Exactly reproduce all the records, keeping pictures out of the copy.

***** THE INPUT

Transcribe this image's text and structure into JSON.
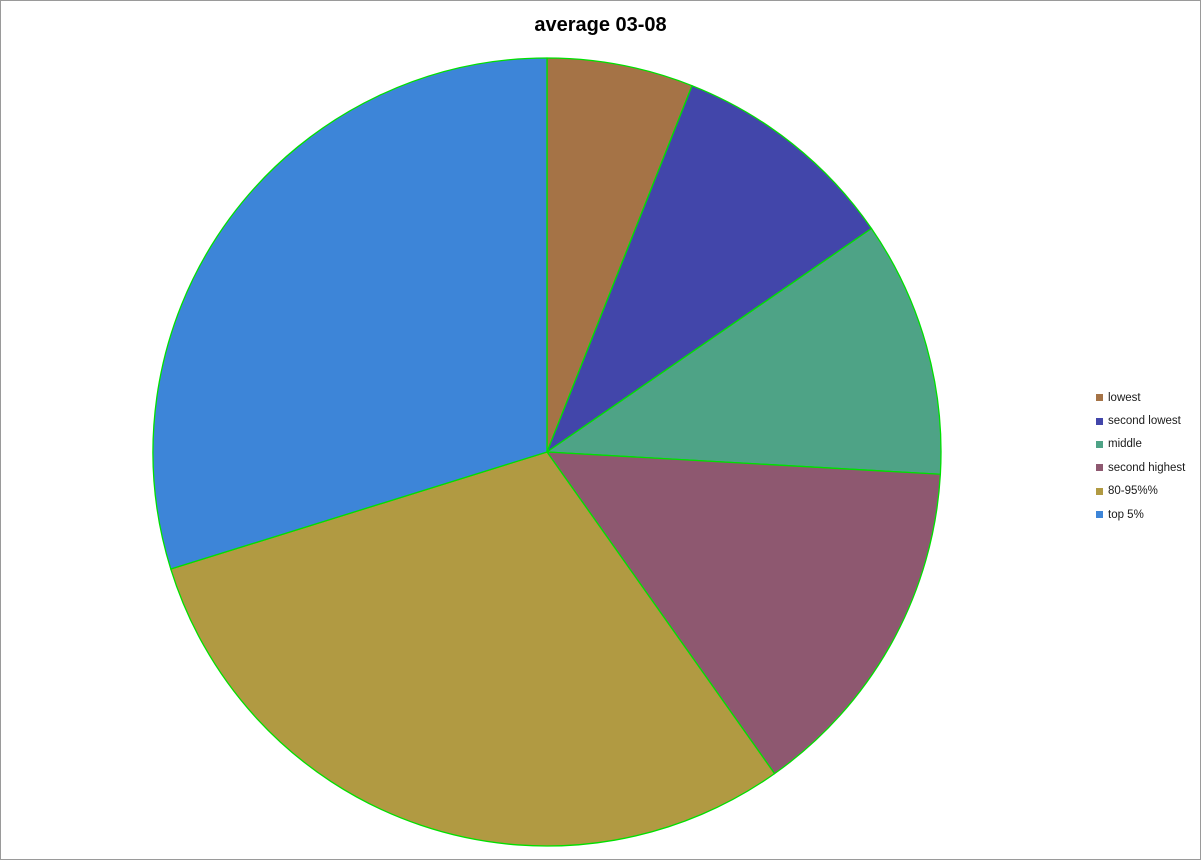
{
  "chart_data": {
    "type": "pie",
    "title": "average 03-08",
    "start_angle_deg": 0,
    "direction": "clockwise",
    "border_color": "#00e000",
    "legend_position": "right",
    "slices": [
      {
        "label": "lowest",
        "value": 6.0,
        "color": "#a57346"
      },
      {
        "label": "second lowest",
        "value": 9.4,
        "color": "#4246aa"
      },
      {
        "label": "middle",
        "value": 10.5,
        "color": "#4ea386"
      },
      {
        "label": "second highest",
        "value": 14.3,
        "color": "#8e5870"
      },
      {
        "label": "80-95%%",
        "value": 30.0,
        "color": "#b19a42"
      },
      {
        "label": "top 5%",
        "value": 29.8,
        "color": "#3d85d8"
      }
    ]
  }
}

**********

RESULT FOR THIS TASK >>
Transcribe this image's text and structure into JSON.
{
  "chart_data": {
    "type": "pie",
    "title": "average 03-08",
    "start_angle_deg": 0,
    "direction": "clockwise",
    "border_color": "#00e000",
    "legend_position": "right",
    "slices": [
      {
        "label": "lowest",
        "value": 6.0,
        "color": "#a57346"
      },
      {
        "label": "second lowest",
        "value": 9.4,
        "color": "#4246aa"
      },
      {
        "label": "middle",
        "value": 10.5,
        "color": "#4ea386"
      },
      {
        "label": "second highest",
        "value": 14.3,
        "color": "#8e5870"
      },
      {
        "label": "80-95%%",
        "value": 30.0,
        "color": "#b19a42"
      },
      {
        "label": "top 5%",
        "value": 29.8,
        "color": "#3d85d8"
      }
    ]
  }
}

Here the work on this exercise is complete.